Given request —
Your answer must consist solely of the number of lines that contain the word "shall".

---*---

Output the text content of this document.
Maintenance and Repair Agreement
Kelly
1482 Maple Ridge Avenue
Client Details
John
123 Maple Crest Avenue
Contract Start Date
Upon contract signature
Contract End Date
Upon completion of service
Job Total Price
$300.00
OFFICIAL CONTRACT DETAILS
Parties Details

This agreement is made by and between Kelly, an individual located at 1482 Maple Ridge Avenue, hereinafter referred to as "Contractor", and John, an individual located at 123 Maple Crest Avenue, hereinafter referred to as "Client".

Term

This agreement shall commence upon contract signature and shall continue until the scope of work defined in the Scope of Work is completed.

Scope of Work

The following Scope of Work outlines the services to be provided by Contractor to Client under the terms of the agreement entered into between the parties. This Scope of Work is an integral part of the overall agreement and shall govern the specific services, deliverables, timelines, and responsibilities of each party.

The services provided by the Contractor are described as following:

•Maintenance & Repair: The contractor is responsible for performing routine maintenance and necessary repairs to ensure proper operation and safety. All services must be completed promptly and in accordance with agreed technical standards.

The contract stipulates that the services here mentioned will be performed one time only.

---*---

Output for this exercise —
2